**Request**:
Copy the records below exactly as they are written.
--- START OF Entries supplied ---
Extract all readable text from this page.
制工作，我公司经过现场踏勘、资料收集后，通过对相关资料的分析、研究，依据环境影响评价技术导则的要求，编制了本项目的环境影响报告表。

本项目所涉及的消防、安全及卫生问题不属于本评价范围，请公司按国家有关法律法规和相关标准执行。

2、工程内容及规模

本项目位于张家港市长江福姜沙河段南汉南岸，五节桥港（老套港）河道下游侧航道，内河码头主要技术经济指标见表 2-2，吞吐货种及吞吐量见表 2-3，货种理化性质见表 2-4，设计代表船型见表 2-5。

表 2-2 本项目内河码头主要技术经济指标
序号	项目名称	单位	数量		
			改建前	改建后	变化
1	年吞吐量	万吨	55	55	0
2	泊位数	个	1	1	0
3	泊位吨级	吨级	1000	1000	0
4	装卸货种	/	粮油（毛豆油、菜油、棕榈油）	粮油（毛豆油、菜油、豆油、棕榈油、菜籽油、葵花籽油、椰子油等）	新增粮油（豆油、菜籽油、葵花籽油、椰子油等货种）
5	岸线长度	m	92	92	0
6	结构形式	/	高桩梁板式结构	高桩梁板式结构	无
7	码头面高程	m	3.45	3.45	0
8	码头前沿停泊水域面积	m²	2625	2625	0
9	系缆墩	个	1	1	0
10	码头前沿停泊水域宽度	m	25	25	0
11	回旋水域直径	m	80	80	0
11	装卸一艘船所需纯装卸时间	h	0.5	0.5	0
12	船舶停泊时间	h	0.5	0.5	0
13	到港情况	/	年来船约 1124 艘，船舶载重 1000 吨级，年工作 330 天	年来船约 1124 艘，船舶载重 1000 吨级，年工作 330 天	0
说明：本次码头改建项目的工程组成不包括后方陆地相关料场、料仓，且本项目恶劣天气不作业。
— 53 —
--- END OF Entries supplied ---
**Task response**:
Extract all readable text from this page.
制工作，我公司经过现场踏勘、资料收集后，通过对相关资料的分析、研究，依据环境影响评价技术导则的要求，编制了本项目的环境影响报告表。

本项目所涉及的消防、安全及卫生问题不属于本评价范围，请公司按国家有关法律法规和相关标准执行。

2、工程内容及规模

本项目位于张家港市长江福姜沙河段南汉南岸，五节桥港（老套港）河道下游侧航道，内河码头主要技术经济指标见表 2-2，吞吐货种及吞吐量见表 2-3，货种理化性质见表 2-4，设计代表船型见表 2-5。

表 2-2 本项目内河码头主要技术经济指标
序号	项目名称	单位	数量		
			改建前	改建后	变化
1	年吞吐量	万吨	55	55	0
2	泊位数	个	1	1	0
3	泊位吨级	吨级	1000	1000	0
4	装卸货种	/	粮油（毛豆油、菜油、棕榈油）	粮油（毛豆油、菜油、豆油、棕榈油、菜籽油、葵花籽油、椰子油等）	新增粮油（豆油、菜籽油、葵花籽油、椰子油等货种）
5	岸线长度	m	92	92	0
6	结构形式	/	高桩梁板式结构	高桩梁板式结构	无
7	码头面高程	m	3.45	3.45	0
8	码头前沿停泊水域面积	m²	2625	2625	0
9	系缆墩	个	1	1	0
10	码头前沿停泊水域宽度	m	25	25	0
11	回旋水域直径	m	80	80	0
11	装卸一艘船所需纯装卸时间	h	0.5	0.5	0
12	船舶停泊时间	h	0.5	0.5	0
13	到港情况	/	年来船约 1124 艘，船舶载重 1000 吨级，年工作 330 天	年来船约 1124 艘，船舶载重 1000 吨级，年工作 330 天	0
说明：本次码头改建项目的工程组成不包括后方陆地相关料场、料仓，且本项目恶劣天气不作业。
— 53 —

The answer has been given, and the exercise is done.